> **WHAT NEEDS TO BE DONE**
Format each of the following lines as a string in a single JSON list, one string per line, leaving out any blank lines.

> **WORKING DATA**
<<<<

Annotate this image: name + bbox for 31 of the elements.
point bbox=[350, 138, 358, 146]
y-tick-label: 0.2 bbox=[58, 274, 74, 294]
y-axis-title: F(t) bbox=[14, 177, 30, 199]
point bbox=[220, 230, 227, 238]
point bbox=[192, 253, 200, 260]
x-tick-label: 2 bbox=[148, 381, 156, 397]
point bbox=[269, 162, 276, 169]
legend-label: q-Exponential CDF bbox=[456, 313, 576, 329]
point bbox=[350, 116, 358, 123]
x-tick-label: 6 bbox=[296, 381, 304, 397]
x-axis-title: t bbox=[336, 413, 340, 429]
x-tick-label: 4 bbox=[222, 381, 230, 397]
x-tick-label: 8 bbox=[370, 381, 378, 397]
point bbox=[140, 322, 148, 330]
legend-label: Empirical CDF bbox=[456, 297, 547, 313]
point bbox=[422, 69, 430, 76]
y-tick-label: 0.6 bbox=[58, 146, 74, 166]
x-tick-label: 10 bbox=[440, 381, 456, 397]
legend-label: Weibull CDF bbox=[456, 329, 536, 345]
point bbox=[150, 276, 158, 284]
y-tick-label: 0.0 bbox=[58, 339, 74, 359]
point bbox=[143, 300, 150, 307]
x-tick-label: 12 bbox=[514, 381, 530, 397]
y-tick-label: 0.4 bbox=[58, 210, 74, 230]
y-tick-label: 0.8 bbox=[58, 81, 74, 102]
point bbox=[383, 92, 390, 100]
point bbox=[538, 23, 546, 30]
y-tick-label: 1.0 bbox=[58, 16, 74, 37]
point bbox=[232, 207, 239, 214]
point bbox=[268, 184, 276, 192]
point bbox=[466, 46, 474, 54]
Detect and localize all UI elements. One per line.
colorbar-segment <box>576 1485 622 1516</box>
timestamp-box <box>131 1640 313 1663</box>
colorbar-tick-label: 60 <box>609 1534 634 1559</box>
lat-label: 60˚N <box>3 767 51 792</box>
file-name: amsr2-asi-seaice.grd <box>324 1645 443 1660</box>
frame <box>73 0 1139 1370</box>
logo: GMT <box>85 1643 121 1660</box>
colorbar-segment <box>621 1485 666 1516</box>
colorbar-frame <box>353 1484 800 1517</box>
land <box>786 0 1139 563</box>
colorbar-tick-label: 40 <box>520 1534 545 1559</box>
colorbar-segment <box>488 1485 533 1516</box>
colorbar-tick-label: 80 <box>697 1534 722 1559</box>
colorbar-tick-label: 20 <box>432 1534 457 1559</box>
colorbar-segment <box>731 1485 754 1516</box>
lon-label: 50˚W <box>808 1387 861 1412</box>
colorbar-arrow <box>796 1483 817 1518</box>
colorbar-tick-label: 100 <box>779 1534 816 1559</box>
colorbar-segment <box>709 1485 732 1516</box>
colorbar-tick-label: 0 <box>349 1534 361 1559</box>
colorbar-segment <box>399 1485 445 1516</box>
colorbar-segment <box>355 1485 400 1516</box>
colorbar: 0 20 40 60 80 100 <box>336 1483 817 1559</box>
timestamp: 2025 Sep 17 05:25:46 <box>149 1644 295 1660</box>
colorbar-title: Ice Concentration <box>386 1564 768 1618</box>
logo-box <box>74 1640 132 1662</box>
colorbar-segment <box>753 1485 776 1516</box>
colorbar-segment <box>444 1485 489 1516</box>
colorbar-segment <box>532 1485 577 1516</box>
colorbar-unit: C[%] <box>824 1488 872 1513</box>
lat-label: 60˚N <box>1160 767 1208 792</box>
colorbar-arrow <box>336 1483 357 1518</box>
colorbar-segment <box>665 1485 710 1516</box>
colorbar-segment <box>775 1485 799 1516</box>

>>>>

> **COMPLETE RESPONSE**
[
  "Annotate this image: name + bbox for 31 of the elements.",
  "point bbox=[350, 138, 358, 146]",
  "y-tick-label: 0.2 bbox=[58, 274, 74, 294]",
  "y-axis-title: F(t) bbox=[14, 177, 30, 199]",
  "point bbox=[220, 230, 227, 238]",
  "point bbox=[192, 253, 200, 260]",
  "x-tick-label: 2 bbox=[148, 381, 156, 397]",
  "point bbox=[269, 162, 276, 169]",
  "legend-label: q-Exponential CDF bbox=[456, 313, 576, 329]",
  "point bbox=[350, 116, 358, 123]",
  "x-tick-label: 6 bbox=[296, 381, 304, 397]",
  "x-axis-title: t bbox=[336, 413, 340, 429]",
  "x-tick-label: 4 bbox=[222, 381, 230, 397]",
  "x-tick-label: 8 bbox=[370, 381, 378, 397]",
  "point bbox=[140, 322, 148, 330]",
  "legend-label: Empirical CDF bbox=[456, 297, 547, 313]",
  "point bbox=[422, 69, 430, 76]",
  "y-tick-label: 0.6 bbox=[58, 146, 74, 166]",
  "x-tick-label: 10 bbox=[440, 381, 456, 397]",
  "legend-label: Weibull CDF bbox=[456, 329, 536, 345]",
  "point bbox=[150, 276, 158, 284]",
  "y-tick-label: 0.0 bbox=[58, 339, 74, 359]",
  "point bbox=[143, 300, 150, 307]",
  "x-tick-label: 12 bbox=[514, 381, 530, 397]",
  "y-tick-label: 0.4 bbox=[58, 210, 74, 230]",
  "y-tick-label: 0.8 bbox=[58, 81, 74, 102]",
  "point bbox=[383, 92, 390, 100]",
  "point bbox=[538, 23, 546, 30]",
  "y-tick-label: 1.0 bbox=[58, 16, 74, 37]",
  "point bbox=[232, 207, 239, 214]",
  "point bbox=[268, 184, 276, 192]",
  "point bbox=[466, 46, 474, 54]",
  "Detect and localize all UI elements. One per line.",
  "colorbar-segment <box>576 1485 622 1516</box>",
  "timestamp-box <box>131 1640 313 1663</box>",
  "colorbar-tick-label: 60 <box>609 1534 634 1559</box>",
  "lat-label: 60˚N <box>3 767 51 792</box>",
  "file-name: amsr2-asi-seaice.grd <box>324 1645 443 1660</box>",
  "frame <box>73 0 1139 1370</box>",
  "logo: GMT <box>85 1643 121 1660</box>",
  "colorbar-segment <box>621 1485 666 1516</box>",
  "colorbar-frame <box>353 1484 800 1517</box>",
  "land <box>786 0 1139 563</box>",
  "colorbar-tick-label: 40 <box>520 1534 545 1559</box>",
  "colorbar-segment <box>488 1485 533 1516</box>",
  "colorbar-tick-label: 80 <box>697 1534 722 1559</box>",
  "colorbar-tick-label: 20 <box>432 1534 457 1559</box>",
  "colorbar-segment <box>731 1485 754 1516</box>",
  "lon-label: 50˚W <box>808 1387 861 1412</box>",
  "colorbar-arrow <box>796 1483 817 1518</box>",
  "colorbar-tick-label: 100 <box>779 1534 816 1559</box>",
  "colorbar-segment <box>709 1485 732 1516</box>",
  "colorbar-tick-label: 0 <box>349 1534 361 1559</box>",
  "colorbar-segment <box>399 1485 445 1516</box>",
  "colorbar-segment <box>355 1485 400 1516</box>",
  "colorbar: 0 20 40 60 80 100 <box>336 1483 817 1559</box>",
  "timestamp: 2025 Sep 17 05:25:46 <box>149 1644 295 1660</box>",
  "colorbar-title: Ice Concentration <box>386 1564 768 1618</box>",
  "logo-box <box>74 1640 132 1662</box>",
  "colorbar-segment <box>753 1485 776 1516</box>",
  "colorbar-segment <box>444 1485 489 1516</box>",
  "colorbar-segment <box>532 1485 577 1516</box>",
  "colorbar-unit: C[%] <box>824 1488 872 1513</box>",
  "lat-label: 60˚N <box>1160 767 1208 792</box>",
  "colorbar-arrow <box>336 1483 357 1518</box>",
  "colorbar-segment <box>665 1485 710 1516</box>",
  "colorbar-segment <box>775 1485 799 1516</box>"
]